## Entries shown

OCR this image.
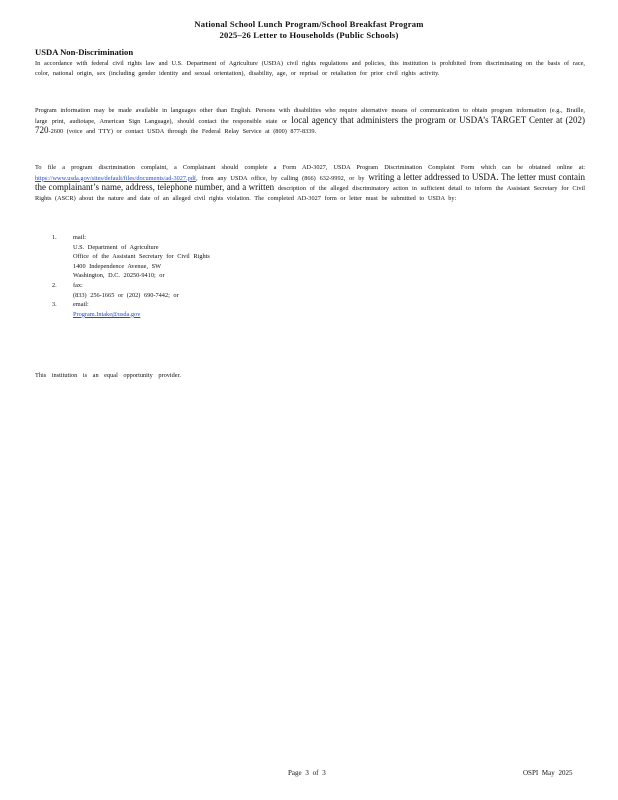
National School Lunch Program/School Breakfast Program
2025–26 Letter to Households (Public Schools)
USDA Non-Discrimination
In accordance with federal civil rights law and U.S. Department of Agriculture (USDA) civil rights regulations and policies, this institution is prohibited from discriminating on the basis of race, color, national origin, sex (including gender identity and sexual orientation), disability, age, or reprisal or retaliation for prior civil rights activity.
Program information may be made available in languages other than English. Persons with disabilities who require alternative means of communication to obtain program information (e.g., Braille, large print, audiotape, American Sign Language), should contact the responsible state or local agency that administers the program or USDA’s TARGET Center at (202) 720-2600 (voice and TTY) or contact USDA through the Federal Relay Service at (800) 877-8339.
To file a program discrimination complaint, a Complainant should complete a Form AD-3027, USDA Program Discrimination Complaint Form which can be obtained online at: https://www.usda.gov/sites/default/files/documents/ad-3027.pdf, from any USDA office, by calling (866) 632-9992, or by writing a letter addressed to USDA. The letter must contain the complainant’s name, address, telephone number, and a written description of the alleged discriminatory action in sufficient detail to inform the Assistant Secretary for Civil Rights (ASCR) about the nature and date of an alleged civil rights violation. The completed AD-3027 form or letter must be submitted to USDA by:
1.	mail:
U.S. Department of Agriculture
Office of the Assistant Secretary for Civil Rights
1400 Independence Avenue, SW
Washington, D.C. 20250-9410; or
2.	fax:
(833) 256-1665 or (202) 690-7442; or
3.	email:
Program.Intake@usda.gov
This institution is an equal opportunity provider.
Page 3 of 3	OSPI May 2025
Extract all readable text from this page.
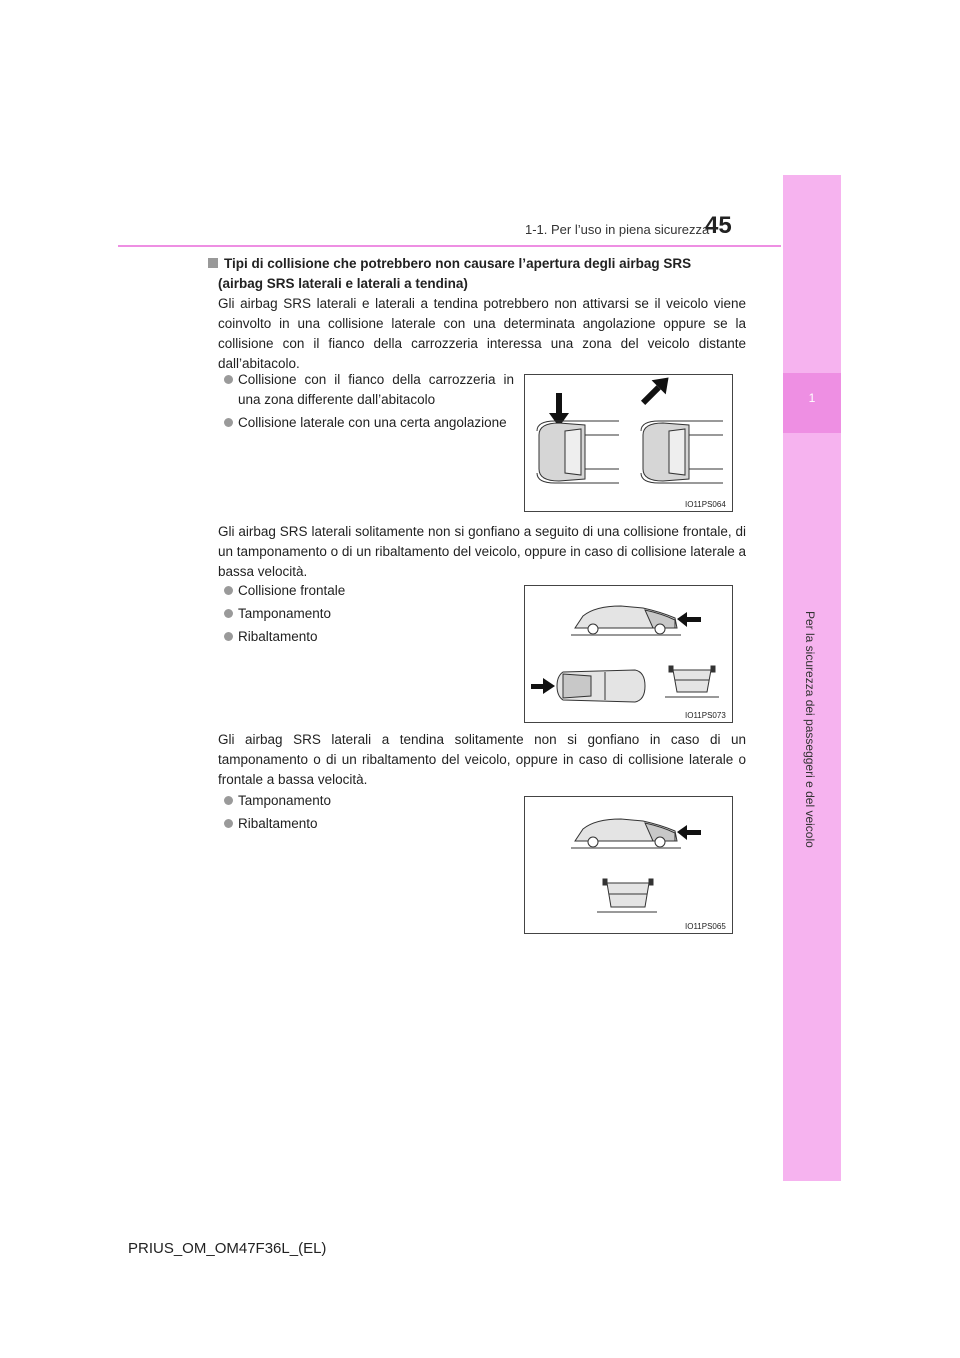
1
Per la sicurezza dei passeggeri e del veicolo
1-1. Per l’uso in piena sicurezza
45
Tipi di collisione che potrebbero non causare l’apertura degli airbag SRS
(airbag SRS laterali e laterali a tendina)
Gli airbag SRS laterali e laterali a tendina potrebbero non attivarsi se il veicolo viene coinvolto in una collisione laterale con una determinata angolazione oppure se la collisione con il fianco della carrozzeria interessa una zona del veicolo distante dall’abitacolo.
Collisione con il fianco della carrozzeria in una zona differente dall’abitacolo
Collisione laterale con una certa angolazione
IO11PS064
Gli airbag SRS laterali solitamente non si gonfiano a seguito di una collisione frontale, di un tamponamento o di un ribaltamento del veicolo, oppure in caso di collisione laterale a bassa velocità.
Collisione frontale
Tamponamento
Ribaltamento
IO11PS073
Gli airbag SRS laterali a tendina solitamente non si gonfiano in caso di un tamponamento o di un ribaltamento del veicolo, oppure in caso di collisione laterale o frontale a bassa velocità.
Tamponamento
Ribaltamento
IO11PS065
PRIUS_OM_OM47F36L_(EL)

## Given instruction
Copy out every line where the word "della" occurs.

## Complete response
Gli airbag SRS laterali e laterali a tendina potrebbero non attivarsi se il veicolo viene coinvolto in una collisione laterale con una determinata angolazione oppure se la collisione con il fianco della carrozzeria interessa una zona del veicolo distante dall’abitacolo.
Collisione con il fianco della carrozzeria in una zona differente dall’abitacolo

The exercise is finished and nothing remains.